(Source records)
::::

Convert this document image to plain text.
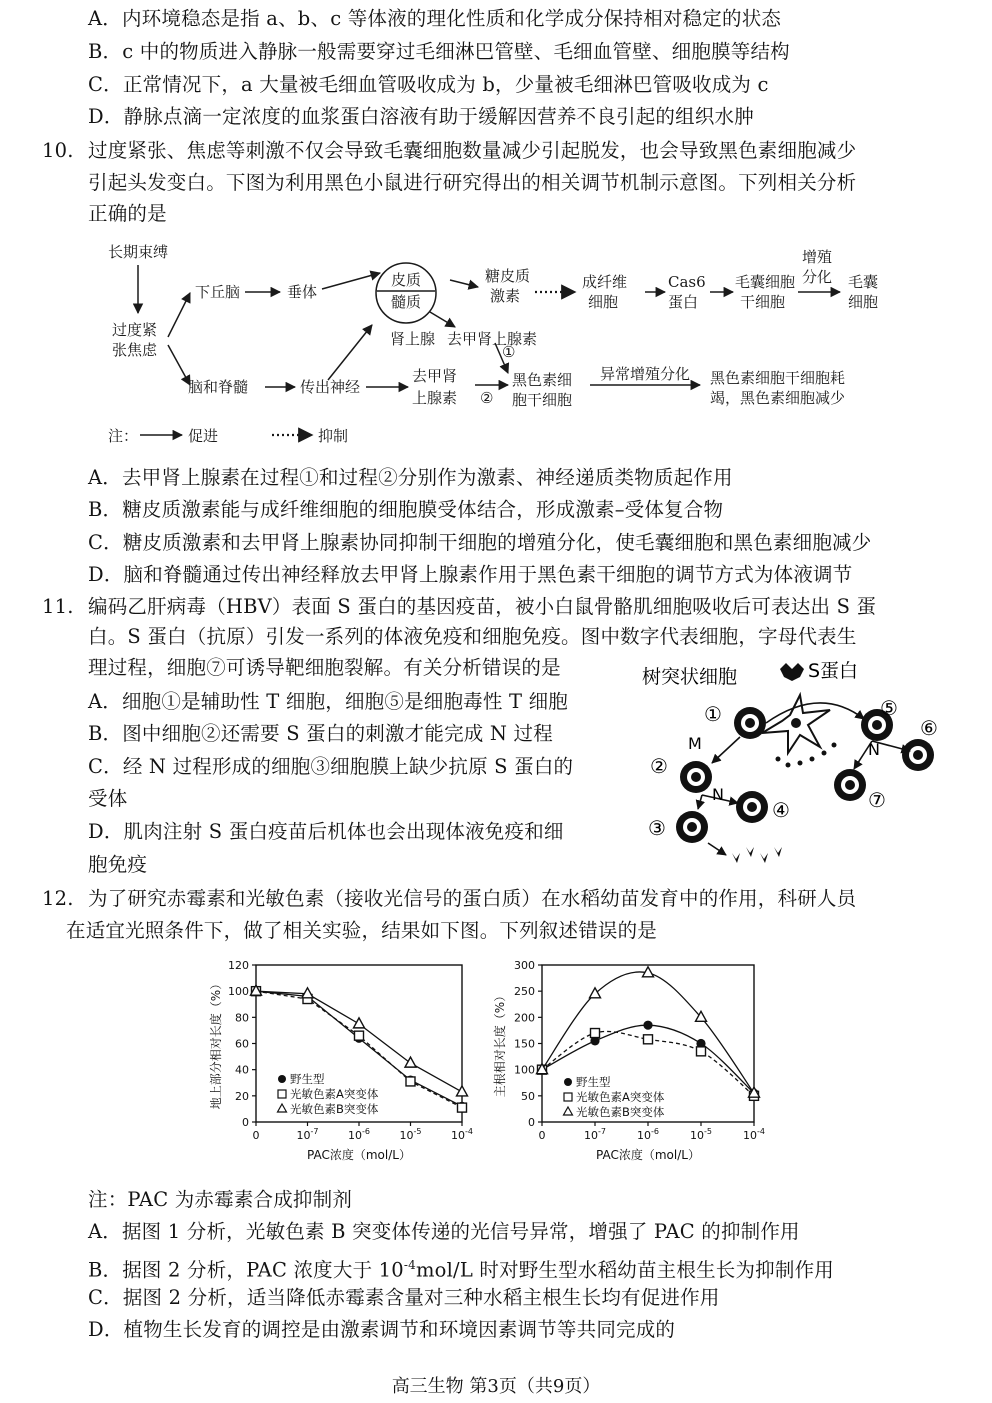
A．内环境稳态是指 a、b、c 等体液的理化性质和化学成分保持相对稳定的状态
B．c 中的物质进入静脉一般需要穿过毛细淋巴管壁、毛细血管壁、细胞膜等结构
C．正常情况下，a 大量被毛细血管吸收成为 b，少量被毛细淋巴管吸收成为 c
D．静脉点滴一定浓度的血浆蛋白溶液有助于缓解因营养不良引起的组织水肿
10. 过度紧张、焦虑等刺激不仅会导致毛囊细胞数量减少引起脱发，也会导致黑色素细胞减少
引起头发变白。下图为利用黑色小鼠进行研究得出的相关调节机制示意图。下列相关分析
正确的是
长期束缚
过度紧
张焦虑
下丘脑	垂体
皮质
髓质
肾上腺 去甲肾上腺素
①
糖皮质
激素
成纤维
细胞
Cas6
蛋白
毛囊细胞
干细胞
增殖
分化 毛囊
细胞
脑和脊髓	传出神经
去甲肾
上腺素 ②
黑色素细
胞干细胞
异常增殖分化 黑色素细胞干细胞耗
竭，黑色素细胞减少
注：	促进	抑制
A．去甲肾上腺素在过程①和过程②分别作为激素、神经递质类物质起作用
B．糖皮质激素能与成纤维细胞的细胞膜受体结合，形成激素–受体复合物
C．糖皮质激素和去甲肾上腺素协同抑制干细胞的增殖分化，使毛囊细胞和黑色素细胞减少
D．脑和脊髓通过传出神经释放去甲肾上腺素作用于黑色素干细胞的调节方式为体液调节
11. 编码乙肝病毒（HBV）表面 S 蛋白的基因疫苗，被小白鼠骨骼肌细胞吸收后可表达出 S 蛋
白。S 蛋白（抗原）引发一系列的体液免疫和细胞免疫。图中数字代表细胞，字母代表生
理过程，细胞⑦可诱导靶细胞裂解。有关分析错误的是
A．细胞①是辅助性 T 细胞，细胞⑤是细胞毒性 T 细胞
B．图中细胞②还需要 S 蛋白的刺激才能完成 N 过程
C．经 N 过程形成的细胞③细胞膜上缺少抗原 S 蛋白的
受体
D．肌肉注射 S 蛋白疫苗后机体也会出现体液免疫和细
胞免疫
树突状细胞	S蛋白
①	⑤
⑥
⑦
②
④
③
M
N
N
12. 为了研究赤霉素和光敏色素（接收光信号的蛋白质）在水稻幼苗发育中的作用，科研人员
在适宜光照条件下，做了相关实验，结果如下图。下列叙述错误的是
0
20
40
60
80
100
120
0	$10^{-7}$	$10^{-6}$	$10^{-5}$	$10^{-4}$
PAC浓度（mol/L）
地上部分相对长度（%）	野生型
光敏色素A突变体
光敏色素B突变体
0
50
100
150
200
250
300
0	$10^{-7}$	$10^{-6}$	$10^{-5}$	$10^{-4}$
PAC浓度（mol/L）
主根相对长度（%）	野生型
光敏色素A突变体
光敏色素B突变体
注：PAC 为赤霉素合成抑制剂
A．据图 1 分析，光敏色素 B 突变体传递的光信号异常，增强了 PAC 的抑制作用
B．据图 2 分析，PAC 浓度大于 $10^{-4}mol/L$ 时对野生型水稻幼苗主根生长为抑制作用
C．据图 2 分析，适当降低赤霉素含量对三种水稻主根生长均有促进作用
D．植物生长发育的调控是由激素调节和环境因素调节等共同完成的
高三生物 第3页（共9页）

::::

Task goal:
Extract the full listing exactly, with the pictures left out.

Task response:
Convert this document image to plain text.
A．内环境稳态是指 a、b、c 等体液的理化性质和化学成分保持相对稳定的状态
B．c 中的物质进入静脉一般需要穿过毛细淋巴管壁、毛细血管壁、细胞膜等结构
C．正常情况下，a 大量被毛细血管吸收成为 b，少量被毛细淋巴管吸收成为 c
D．静脉点滴一定浓度的血浆蛋白溶液有助于缓解因营养不良引起的组织水肿
10. 过度紧张、焦虑等刺激不仅会导致毛囊细胞数量减少引起脱发，也会导致黑色素细胞减少
引起头发变白。下图为利用黑色小鼠进行研究得出的相关调节机制示意图。下列相关分析
正确的是
长期束缚
过度紧
张焦虑
下丘脑	垂体
皮质
髓质
肾上腺 去甲肾上腺素
①
糖皮质
激素
成纤维
细胞
Cas6
蛋白
毛囊细胞
干细胞
增殖
分化 毛囊
细胞
脑和脊髓	传出神经
去甲肾
上腺素 ②
黑色素细
胞干细胞
异常增殖分化 黑色素细胞干细胞耗
竭，黑色素细胞减少
注：	促进	抑制
A．去甲肾上腺素在过程①和过程②分别作为激素、神经递质类物质起作用
B．糖皮质激素能与成纤维细胞的细胞膜受体结合，形成激素–受体复合物
C．糖皮质激素和去甲肾上腺素协同抑制干细胞的增殖分化，使毛囊细胞和黑色素细胞减少
D．脑和脊髓通过传出神经释放去甲肾上腺素作用于黑色素干细胞的调节方式为体液调节
11. 编码乙肝病毒（HBV）表面 S 蛋白的基因疫苗，被小白鼠骨骼肌细胞吸收后可表达出 S 蛋
白。S 蛋白（抗原）引发一系列的体液免疫和细胞免疫。图中数字代表细胞，字母代表生
理过程，细胞⑦可诱导靶细胞裂解。有关分析错误的是
A．细胞①是辅助性 T 细胞，细胞⑤是细胞毒性 T 细胞
B．图中细胞②还需要 S 蛋白的刺激才能完成 N 过程
C．经 N 过程形成的细胞③细胞膜上缺少抗原 S 蛋白的
受体
D．肌肉注射 S 蛋白疫苗后机体也会出现体液免疫和细
胞免疫
树突状细胞	S蛋白
①	⑤
⑥
⑦
②
④
③
M
N
N
12. 为了研究赤霉素和光敏色素（接收光信号的蛋白质）在水稻幼苗发育中的作用，科研人员
在适宜光照条件下，做了相关实验，结果如下图。下列叙述错误的是
0
20
40
60
80
100
120
0	$10^{-7}$	$10^{-6}$	$10^{-5}$	$10^{-4}$
PAC浓度（mol/L）
地上部分相对长度（%）	野生型
光敏色素A突变体
光敏色素B突变体
0
50
100
150
200
250
300
0	$10^{-7}$	$10^{-6}$	$10^{-5}$	$10^{-4}$
PAC浓度（mol/L）
主根相对长度（%）	野生型
光敏色素A突变体
光敏色素B突变体
注：PAC 为赤霉素合成抑制剂
A．据图 1 分析，光敏色素 B 突变体传递的光信号异常，增强了 PAC 的抑制作用
B．据图 2 分析，PAC 浓度大于 $10^{-4}mol/L$ 时对野生型水稻幼苗主根生长为抑制作用
C．据图 2 分析，适当降低赤霉素含量对三种水稻主根生长均有促进作用
D．植物生长发育的调控是由激素调节和环境因素调节等共同完成的
高三生物 第3页（共9页）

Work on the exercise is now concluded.